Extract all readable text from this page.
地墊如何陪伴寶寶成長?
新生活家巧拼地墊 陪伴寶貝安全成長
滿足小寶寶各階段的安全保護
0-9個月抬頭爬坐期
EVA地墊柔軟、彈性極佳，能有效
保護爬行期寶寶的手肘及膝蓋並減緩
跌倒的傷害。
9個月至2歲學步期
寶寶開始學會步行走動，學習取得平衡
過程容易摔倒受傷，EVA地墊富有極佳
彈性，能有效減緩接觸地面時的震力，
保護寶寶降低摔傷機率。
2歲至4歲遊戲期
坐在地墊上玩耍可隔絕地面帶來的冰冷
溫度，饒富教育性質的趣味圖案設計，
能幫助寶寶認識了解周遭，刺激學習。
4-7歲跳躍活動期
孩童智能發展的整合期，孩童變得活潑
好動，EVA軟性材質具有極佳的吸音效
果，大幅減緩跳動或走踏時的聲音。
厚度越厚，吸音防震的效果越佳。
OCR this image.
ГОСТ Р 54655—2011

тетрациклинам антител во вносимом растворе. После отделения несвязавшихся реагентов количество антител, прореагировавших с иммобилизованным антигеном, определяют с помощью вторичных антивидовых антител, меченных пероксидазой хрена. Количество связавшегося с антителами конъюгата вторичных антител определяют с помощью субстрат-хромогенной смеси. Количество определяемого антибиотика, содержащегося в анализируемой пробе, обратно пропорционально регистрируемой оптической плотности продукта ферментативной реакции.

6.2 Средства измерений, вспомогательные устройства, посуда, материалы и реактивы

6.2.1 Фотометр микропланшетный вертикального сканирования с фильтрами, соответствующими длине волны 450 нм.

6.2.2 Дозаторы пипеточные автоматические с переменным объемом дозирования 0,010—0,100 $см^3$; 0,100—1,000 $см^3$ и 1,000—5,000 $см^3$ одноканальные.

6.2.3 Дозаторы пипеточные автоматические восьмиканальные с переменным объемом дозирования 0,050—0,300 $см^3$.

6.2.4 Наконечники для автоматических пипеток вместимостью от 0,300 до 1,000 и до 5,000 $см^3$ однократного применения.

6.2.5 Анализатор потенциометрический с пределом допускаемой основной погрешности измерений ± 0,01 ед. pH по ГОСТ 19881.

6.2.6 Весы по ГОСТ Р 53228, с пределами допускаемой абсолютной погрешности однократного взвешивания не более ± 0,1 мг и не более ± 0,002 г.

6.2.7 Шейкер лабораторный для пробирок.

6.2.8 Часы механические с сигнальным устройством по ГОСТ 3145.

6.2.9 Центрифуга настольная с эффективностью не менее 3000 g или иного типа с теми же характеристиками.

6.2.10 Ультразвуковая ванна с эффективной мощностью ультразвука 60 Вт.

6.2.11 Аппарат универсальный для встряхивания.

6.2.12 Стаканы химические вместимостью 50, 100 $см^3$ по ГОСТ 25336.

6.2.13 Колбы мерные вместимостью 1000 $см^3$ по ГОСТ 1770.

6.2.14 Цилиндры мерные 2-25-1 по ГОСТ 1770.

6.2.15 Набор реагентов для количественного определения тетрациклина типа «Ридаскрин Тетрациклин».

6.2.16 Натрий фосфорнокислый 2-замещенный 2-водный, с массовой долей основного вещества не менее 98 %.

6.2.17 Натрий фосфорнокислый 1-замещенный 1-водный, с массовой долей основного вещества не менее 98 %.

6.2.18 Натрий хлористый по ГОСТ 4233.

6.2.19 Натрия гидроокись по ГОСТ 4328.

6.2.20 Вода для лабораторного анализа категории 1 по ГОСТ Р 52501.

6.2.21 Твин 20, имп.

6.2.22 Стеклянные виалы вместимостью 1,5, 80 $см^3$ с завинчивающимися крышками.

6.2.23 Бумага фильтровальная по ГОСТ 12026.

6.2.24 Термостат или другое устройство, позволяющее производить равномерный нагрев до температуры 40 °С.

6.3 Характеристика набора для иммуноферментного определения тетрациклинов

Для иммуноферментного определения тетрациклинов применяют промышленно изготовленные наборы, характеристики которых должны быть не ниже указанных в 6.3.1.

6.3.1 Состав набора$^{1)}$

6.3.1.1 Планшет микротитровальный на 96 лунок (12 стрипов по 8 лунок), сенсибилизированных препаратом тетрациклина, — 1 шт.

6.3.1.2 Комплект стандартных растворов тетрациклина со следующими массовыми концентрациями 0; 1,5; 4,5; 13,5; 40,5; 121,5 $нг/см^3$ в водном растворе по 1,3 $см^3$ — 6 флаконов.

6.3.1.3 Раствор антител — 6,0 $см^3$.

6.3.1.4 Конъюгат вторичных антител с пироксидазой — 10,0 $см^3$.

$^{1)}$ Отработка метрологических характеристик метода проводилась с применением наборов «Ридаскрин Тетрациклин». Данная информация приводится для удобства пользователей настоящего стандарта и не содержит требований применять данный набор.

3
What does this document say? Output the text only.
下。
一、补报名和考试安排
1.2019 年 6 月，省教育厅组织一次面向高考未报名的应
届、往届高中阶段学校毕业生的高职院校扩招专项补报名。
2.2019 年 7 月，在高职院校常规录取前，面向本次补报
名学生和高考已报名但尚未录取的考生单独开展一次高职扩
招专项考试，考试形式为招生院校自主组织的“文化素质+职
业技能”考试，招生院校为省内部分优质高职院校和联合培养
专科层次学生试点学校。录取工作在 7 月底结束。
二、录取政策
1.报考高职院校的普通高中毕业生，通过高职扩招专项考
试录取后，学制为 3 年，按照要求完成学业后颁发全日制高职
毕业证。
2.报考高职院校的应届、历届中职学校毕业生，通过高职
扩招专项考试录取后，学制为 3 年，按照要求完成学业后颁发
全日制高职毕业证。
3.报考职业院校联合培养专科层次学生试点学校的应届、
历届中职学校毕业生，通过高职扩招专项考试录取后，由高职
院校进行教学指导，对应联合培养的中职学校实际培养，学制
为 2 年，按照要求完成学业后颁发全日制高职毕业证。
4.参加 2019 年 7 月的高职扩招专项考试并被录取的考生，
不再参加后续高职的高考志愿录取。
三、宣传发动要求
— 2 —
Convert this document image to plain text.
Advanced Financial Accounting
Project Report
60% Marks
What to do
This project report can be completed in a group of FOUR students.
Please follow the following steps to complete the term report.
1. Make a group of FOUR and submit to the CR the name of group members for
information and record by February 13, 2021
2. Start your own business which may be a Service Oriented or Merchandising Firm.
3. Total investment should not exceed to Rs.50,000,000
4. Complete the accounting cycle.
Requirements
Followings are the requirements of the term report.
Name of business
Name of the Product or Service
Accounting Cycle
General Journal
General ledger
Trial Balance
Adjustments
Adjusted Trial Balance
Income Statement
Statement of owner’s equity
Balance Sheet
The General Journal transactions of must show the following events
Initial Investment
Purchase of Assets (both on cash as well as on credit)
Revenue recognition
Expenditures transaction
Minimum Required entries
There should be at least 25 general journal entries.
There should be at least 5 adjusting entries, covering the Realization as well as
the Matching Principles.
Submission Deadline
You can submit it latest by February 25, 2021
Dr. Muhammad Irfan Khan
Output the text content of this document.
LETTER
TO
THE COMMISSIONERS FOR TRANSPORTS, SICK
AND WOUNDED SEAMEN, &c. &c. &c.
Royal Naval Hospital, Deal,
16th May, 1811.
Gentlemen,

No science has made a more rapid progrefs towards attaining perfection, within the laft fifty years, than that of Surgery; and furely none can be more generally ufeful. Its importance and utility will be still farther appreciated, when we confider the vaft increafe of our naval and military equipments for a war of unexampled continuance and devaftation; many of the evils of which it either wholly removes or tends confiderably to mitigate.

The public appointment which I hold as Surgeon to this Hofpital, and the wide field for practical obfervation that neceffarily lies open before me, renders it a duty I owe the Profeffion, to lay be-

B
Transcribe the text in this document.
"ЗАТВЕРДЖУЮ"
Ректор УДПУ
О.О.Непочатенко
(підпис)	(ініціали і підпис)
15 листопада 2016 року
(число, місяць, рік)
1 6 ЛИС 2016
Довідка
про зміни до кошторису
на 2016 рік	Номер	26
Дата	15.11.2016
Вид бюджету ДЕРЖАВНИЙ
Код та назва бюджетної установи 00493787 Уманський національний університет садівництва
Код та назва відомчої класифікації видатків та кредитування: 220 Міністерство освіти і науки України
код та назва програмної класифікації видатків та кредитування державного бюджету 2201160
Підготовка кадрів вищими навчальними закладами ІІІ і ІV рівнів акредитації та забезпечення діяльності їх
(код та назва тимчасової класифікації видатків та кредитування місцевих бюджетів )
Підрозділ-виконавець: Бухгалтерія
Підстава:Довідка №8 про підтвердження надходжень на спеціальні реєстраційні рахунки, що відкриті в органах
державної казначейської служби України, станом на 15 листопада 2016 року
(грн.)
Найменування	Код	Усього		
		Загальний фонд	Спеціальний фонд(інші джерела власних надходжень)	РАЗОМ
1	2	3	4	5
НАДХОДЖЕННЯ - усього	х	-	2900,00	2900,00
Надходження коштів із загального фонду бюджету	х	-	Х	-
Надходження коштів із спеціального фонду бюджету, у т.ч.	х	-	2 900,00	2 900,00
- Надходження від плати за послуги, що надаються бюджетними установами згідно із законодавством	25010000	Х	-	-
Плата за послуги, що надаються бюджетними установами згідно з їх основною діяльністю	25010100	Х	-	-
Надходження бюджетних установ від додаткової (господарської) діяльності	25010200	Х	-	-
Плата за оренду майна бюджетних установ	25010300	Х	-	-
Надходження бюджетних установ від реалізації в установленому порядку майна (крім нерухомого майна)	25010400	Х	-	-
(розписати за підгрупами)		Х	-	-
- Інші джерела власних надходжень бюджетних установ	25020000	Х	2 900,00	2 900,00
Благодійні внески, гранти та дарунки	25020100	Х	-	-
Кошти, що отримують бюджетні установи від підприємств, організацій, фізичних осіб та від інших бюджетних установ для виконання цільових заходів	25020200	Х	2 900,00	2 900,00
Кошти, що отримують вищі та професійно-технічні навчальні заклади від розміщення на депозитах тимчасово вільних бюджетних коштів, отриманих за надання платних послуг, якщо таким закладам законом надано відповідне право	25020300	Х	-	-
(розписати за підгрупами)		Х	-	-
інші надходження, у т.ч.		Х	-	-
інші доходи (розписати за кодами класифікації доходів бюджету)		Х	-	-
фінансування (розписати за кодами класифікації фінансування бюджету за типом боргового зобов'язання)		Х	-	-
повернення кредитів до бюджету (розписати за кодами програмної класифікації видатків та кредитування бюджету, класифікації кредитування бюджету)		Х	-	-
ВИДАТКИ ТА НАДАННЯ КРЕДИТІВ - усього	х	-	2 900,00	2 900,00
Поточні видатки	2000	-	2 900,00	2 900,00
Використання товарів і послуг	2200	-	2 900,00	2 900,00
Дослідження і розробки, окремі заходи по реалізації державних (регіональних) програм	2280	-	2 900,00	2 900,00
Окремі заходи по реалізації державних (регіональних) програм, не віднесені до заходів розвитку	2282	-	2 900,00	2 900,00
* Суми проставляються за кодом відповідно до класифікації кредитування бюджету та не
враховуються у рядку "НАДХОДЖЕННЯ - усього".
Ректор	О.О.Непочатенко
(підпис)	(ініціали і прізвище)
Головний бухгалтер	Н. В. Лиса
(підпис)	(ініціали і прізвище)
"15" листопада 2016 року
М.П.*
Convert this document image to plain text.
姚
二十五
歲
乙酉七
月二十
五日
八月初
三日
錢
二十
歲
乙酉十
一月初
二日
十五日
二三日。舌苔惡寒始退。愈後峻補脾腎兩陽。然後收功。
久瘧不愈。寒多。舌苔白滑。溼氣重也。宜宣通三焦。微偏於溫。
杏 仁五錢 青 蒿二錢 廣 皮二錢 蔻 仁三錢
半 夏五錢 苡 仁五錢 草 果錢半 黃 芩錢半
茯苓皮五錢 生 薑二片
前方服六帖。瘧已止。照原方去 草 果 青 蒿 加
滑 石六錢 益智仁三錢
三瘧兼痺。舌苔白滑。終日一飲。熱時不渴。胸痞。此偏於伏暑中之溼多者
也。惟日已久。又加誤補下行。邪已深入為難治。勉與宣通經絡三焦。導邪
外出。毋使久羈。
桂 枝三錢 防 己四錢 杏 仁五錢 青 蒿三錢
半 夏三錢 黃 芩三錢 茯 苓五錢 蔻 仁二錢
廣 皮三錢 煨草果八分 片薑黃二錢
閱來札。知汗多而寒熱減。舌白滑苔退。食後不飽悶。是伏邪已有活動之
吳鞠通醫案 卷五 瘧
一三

------------------------

● **WHAT YOU NEED TO DO**:
Pull out the lines above in which the word "автоматические" appears.

● **FULL SOLUTION**:
6.2.2 Дозаторы пипеточные автоматические с переменным объемом дозирования 0,010—0,100 $см^3$; 0,100—1,000 $см^3$ и 1,000—5,000 $см^3$ одноканальные.
6.2.3 Дозаторы пипеточные автоматические восьмиканальные с переменным объемом дозирования 0,050—0,300 $см^3$.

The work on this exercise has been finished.